= CONSIGNES DE L'EXERCICE =
(1) Modifiez le passage de l'extrait sur la privatisation de la filière qui commence par les mots « Privatisation de la filière et recompositions » et se termine par « Europe (Anon, 2008a). », en remplaçant « FMI » par « Fonds monétaire international ».
(2) Poursuivez l'extrait sur la privatisation de la filière à partir de sa dernière phrase.

= EXTRAIT DU TEXTE =
§

Privatisation de la filière et recompositions successives

Sous la pression du FMI et dans le cadre des programmes d’ajustement structurel, l’État envisage, dès 1995, de se désengager du secteur de production primaire et de privatiser Palmindustrie. Cette privatisation et l’évolution ultérieure de la filière vont être dominées par le groupe Sifca.

Sifca est au départ une société de négoce de café et de cacao créée en 1964 par le Français Henri Tardivat. Passé entre les mains de Pierre Billon et de ses associés, dont Yves Lambelin et des privés ivoiriens, le groupe Sifca s’affirme dans les années 1990 comme le premier exportateur de fèves, développant une activité de transformation et possédant des usines en Côte-d’Ivoire et en Europe (Anon, 2008a).

En 1995, Sifca rachète Cosmivoire qui connaissait des difficultés financières.

Cette même année, Palmindustrie est mise aux enchères en plusieurs lots, dont cinq pour les plantations de palmiers à huile et les huileries. Plusieurs sociétés, tant ivoiriennes qu’étrangères, se montrent intéressées par la reprise de ces activités, notamment :

  • Blohorn-Unilever, pour sécuriser son approvisionnement en matières premières;

  • Sifca, en vue de poursuivre la diversification récemment entreprise de ses activités;

  • Intercultures (Compagnie internationale des cultures) et SIPEF (Société internationale de plantation et de finance), sociétés datant de l’époque coloniale, pour développer leurs investissements et diversifier leur implantation géographique;

  • Palmafrique, constituée par diverses personnalités politiques associées au groupe « l’Aiglon », pour prouver le dynamisme du secteur privé ivoirien.

Pour présenter une offre, Sifca s’associe à Blohorn-Unilever et à Intercultures et crée, le 27 juin 1996, la Palm-CI (Société des palmes de Côte-d’Ivoire). Au terme du dépouillement, les lots sont attribués :

  • à Palm-CI, qui reçoit près des deux tiers des actifs, à savoir les lots 1, 3 et 5 représentant : 37 500 ha PI, 56 000 ha PV et neuf huileries d’une capacité totale de 325 tonnes par heure;

  • à Palmafrique qui obtient le lot 2, à savoir : 8 500 ha PI, 16 000 ha PV et trois huileries d’une capacité totale de 80 tonnes par heure;

  • et à Sipef-CI qui obtient le lot 4, à savoir 13 000 ha PI, 9 000 ha PV et deux huileries d’une capacité totale de 80 tonnes par heure.

§

= DONNÉES FOURNIES =
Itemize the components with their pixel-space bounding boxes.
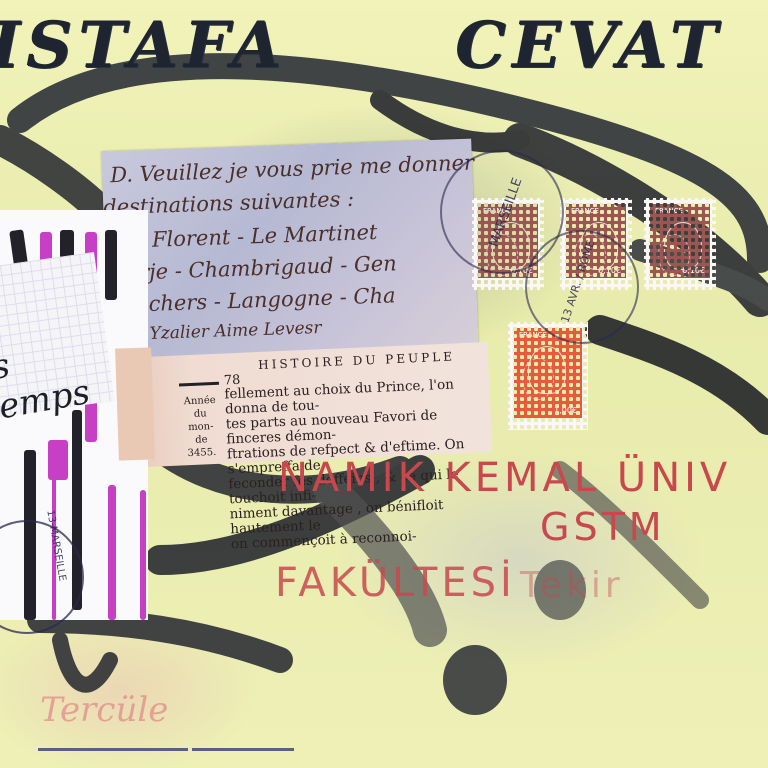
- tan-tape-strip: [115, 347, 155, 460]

§

= CORRIGÉ PAR TÂCHE =
(1)
Privatisation de la filière et recompositions successives

Sous la pression du Fonds monétaire international et dans le cadre des programmes d’ajustement structurel, l’État envisage, dès 1995, de se désengager du secteur de production primaire et de privatiser Palmindustrie. Cette privatisation et l’évolution ultérieure de la filière vont être dominées par le groupe Sifca.

Sifca est au départ une société de négoce de café et de cacao créée en 1964 par le Français Henri Tardivat. Passé entre les mains de Pierre Billon et de ses associés, dont Yves Lambelin et des privés ivoiriens, le groupe Sifca s’affirme dans les années 1990 comme le premier exportateur de fèves, développant une activité de transformation et possédant des usines en Côte-d’Ivoire et en Europe (Anon, 2008a).

(2)
Les repreneurs s’engagent à assurer de manière transitoire les mêmes services que procurait la société d’État, à savoir : la collecte des régimes, l’entretien des pistes, la fourniture de plants de palmier et d’intrants et les conseils techniques. Dans le même temps, les petits planteurs sont regroupés en coopératives, d’une à cinq par huilerie. Celles-ci sont destinées à reprendre progressivement ces activités à leur compte.

En 1997, Sifca s’associe au Mauricien Harel et frères pour participer à la privatisation de la filière sucrière ivoirienne et enlève le lot constitué des complexes de Borotou et de Zuénoula (11 000 ha produisant 90 000 tonnes de sucre par an). La nouvelle entité prend le nom de Sucrivoire, société anonyme dans laquelle Sifca possède 29,5% des parts, Harel 25,5% et l’État de Côte-d’Ivoire 45% (Anon, 2010).

En 1997 également, à l’occasion de la privatisation de la Sonicog (Société nationale pour l’industrie des corps gras) au Bénin, Sifca acquiert l’huilerie de coton de Bohicon, d’une capacité de production de 19 000 tonnes par année et crée la SHB (Société des huileries du Bénin).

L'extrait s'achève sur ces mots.